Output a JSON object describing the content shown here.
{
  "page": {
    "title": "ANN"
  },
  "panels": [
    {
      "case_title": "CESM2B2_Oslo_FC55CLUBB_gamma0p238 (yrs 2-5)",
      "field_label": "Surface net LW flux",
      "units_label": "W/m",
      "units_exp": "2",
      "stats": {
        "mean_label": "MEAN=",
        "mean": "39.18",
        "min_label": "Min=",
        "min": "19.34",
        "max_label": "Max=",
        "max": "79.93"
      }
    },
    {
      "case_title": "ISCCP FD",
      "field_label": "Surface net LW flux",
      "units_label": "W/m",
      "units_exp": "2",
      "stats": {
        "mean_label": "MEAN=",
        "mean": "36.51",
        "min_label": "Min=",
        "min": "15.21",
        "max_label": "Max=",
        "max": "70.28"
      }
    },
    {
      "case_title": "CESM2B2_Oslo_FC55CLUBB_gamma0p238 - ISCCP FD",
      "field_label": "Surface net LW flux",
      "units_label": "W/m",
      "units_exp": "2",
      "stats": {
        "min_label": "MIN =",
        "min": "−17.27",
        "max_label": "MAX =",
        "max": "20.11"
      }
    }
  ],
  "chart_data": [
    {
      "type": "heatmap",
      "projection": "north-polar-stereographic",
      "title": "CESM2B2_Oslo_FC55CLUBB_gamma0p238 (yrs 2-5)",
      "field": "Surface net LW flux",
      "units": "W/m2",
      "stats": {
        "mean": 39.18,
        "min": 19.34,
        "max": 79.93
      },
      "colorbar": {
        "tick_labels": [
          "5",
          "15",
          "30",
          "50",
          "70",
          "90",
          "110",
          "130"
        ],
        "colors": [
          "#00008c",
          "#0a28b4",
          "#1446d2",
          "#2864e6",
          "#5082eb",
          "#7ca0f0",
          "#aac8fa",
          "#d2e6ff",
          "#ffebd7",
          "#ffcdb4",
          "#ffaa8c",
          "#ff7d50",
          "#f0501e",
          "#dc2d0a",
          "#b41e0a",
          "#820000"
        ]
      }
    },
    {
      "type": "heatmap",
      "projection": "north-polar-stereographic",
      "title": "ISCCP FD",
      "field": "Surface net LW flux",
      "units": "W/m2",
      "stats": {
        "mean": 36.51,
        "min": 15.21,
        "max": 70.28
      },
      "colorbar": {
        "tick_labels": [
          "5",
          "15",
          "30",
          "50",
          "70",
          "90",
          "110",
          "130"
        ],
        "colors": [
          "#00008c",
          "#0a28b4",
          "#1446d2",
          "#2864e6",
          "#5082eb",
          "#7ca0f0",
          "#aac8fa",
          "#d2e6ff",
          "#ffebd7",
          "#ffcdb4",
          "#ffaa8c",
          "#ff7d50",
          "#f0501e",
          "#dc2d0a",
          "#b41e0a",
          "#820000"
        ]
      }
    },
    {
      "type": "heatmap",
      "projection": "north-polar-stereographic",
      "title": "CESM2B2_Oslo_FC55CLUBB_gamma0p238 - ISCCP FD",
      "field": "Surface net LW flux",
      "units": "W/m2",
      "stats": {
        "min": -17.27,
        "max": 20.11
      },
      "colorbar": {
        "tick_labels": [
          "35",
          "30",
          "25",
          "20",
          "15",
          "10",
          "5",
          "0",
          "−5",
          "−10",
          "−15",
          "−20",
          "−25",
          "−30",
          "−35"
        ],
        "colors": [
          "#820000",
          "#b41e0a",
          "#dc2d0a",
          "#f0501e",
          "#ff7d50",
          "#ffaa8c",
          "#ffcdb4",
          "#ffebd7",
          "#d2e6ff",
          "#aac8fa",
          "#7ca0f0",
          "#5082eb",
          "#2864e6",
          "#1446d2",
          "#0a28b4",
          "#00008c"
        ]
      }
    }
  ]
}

···

BRIEF: Repeat the whole listing exactly, keeping every line intact.

RIGHT ANSWER:
Output a JSON object describing the content shown here.
{
  "page": {
    "title": "ANN"
  },
  "panels": [
    {
      "case_title": "CESM2B2_Oslo_FC55CLUBB_gamma0p238 (yrs 2-5)",
      "field_label": "Surface net LW flux",
      "units_label": "W/m",
      "units_exp": "2",
      "stats": {
        "mean_label": "MEAN=",
        "mean": "39.18",
        "min_label": "Min=",
        "min": "19.34",
        "max_label": "Max=",
        "max": "79.93"
      }
    },
    {
      "case_title": "ISCCP FD",
      "field_label": "Surface net LW flux",
      "units_label": "W/m",
      "units_exp": "2",
      "stats": {
        "mean_label": "MEAN=",
        "mean": "36.51",
        "min_label": "Min=",
        "min": "15.21",
        "max_label": "Max=",
        "max": "70.28"
      }
    },
    {
      "case_title": "CESM2B2_Oslo_FC55CLUBB_gamma0p238 - ISCCP FD",
      "field_label": "Surface net LW flux",
      "units_label": "W/m",
      "units_exp": "2",
      "stats": {
        "min_label": "MIN =",
        "min": "−17.27",
        "max_label": "MAX =",
        "max": "20.11"
      }
    }
  ],
  "chart_data": [
    {
      "type": "heatmap",
      "projection": "north-polar-stereographic",
      "title": "CESM2B2_Oslo_FC55CLUBB_gamma0p238 (yrs 2-5)",
      "field": "Surface net LW flux",
      "units": "W/m2",
      "stats": {
        "mean": 39.18,
        "min": 19.34,
        "max": 79.93
      },
      "colorbar": {
        "tick_labels": [
          "5",
          "15",
          "30",
          "50",
          "70",
          "90",
          "110",
          "130"
        ],
        "colors": [
          "#00008c",
          "#0a28b4",
          "#1446d2",
          "#2864e6",
          "#5082eb",
          "#7ca0f0",
          "#aac8fa",
          "#d2e6ff",
          "#ffebd7",
          "#ffcdb4",
          "#ffaa8c",
          "#ff7d50",
          "#f0501e",
          "#dc2d0a",
          "#b41e0a",
          "#820000"
        ]
      }
    },
    {
      "type": "heatmap",
      "projection": "north-polar-stereographic",
      "title": "ISCCP FD",
      "field": "Surface net LW flux",
      "units": "W/m2",
      "stats": {
        "mean": 36.51,
        "min": 15.21,
        "max": 70.28
      },
      "colorbar": {
        "tick_labels": [
          "5",
          "15",
          "30",
          "50",
          "70",
          "90",
          "110",
          "130"
        ],
        "colors": [
          "#00008c",
          "#0a28b4",
          "#1446d2",
          "#2864e6",
          "#5082eb",
          "#7ca0f0",
          "#aac8fa",
          "#d2e6ff",
          "#ffebd7",
          "#ffcdb4",
          "#ffaa8c",
          "#ff7d50",
          "#f0501e",
          "#dc2d0a",
          "#b41e0a",
          "#820000"
        ]
      }
    },
    {
      "type": "heatmap",
      "projection": "north-polar-stereographic",
      "title": "CESM2B2_Oslo_FC55CLUBB_gamma0p238 - ISCCP FD",
      "field": "Surface net LW flux",
      "units": "W/m2",
      "stats": {
        "min": -17.27,
        "max": 20.11
      },
      "colorbar": {
        "tick_labels": [
          "35",
          "30",
          "25",
          "20",
          "15",
          "10",
          "5",
          "0",
          "−5",
          "−10",
          "−15",
          "−20",
          "−25",
          "−30",
          "−35"
        ],
        "colors": [
          "#820000",
          "#b41e0a",
          "#dc2d0a",
          "#f0501e",
          "#ff7d50",
          "#ffaa8c",
          "#ffcdb4",
          "#ffebd7",
          "#d2e6ff",
          "#aac8fa",
          "#7ca0f0",
          "#5082eb",
          "#2864e6",
          "#1446d2",
          "#0a28b4",
          "#00008c"
        ]
      }
    }
  ]
}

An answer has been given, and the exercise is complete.